● Data records:

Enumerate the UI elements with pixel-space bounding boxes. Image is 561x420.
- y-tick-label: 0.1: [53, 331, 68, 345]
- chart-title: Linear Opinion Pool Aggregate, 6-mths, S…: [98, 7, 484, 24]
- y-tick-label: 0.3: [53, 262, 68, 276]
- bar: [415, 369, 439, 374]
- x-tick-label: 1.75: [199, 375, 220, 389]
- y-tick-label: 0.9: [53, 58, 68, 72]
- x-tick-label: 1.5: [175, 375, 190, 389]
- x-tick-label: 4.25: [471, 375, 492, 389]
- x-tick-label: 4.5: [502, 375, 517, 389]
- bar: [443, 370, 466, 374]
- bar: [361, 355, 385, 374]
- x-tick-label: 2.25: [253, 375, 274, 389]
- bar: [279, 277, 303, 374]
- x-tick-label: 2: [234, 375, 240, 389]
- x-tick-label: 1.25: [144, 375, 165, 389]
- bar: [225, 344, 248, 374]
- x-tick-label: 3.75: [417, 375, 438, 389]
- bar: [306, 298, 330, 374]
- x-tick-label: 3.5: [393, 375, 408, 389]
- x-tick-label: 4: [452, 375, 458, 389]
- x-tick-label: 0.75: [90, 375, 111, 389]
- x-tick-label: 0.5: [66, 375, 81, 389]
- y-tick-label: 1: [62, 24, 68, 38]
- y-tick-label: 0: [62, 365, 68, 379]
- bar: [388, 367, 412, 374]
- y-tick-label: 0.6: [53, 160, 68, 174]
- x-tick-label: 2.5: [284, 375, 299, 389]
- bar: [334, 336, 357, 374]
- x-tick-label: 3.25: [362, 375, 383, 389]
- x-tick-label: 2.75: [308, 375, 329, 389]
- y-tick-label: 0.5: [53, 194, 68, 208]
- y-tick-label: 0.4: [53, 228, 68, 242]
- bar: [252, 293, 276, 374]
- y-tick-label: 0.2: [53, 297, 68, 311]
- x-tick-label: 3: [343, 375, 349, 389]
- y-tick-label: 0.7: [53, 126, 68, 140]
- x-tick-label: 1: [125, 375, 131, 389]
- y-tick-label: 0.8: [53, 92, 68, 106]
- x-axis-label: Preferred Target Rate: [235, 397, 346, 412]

● Work to be completed:
Convert the data, starting at its first line and ending at the line containing "- y-tick-label: 0.9: [53, 58, 68, 72]", into a Markdown table with columns n and Line. Number each row in n and leave out blank lines.

● Output of the task:
| n | Line |
|---|---|
| 1 | Enumerate the UI elements with pixel-space bounding boxes. Image is 561x420. |
| 2 | - y-tick-label: 0.1: [53, 331, 68, 345] |
| 3 | - chart-title: Linear Opinion Pool Aggregate, 6-mths, S…: [98, 7, 484, 24] |
| 4 | - y-tick-label: 0.3: [53, 262, 68, 276] |
| 5 | - bar: [415, 369, 439, 374] |
| 6 | - x-tick-label: 1.75: [199, 375, 220, 389] |
| 7 | - y-tick-label: 0.9: [53, 58, 68, 72] |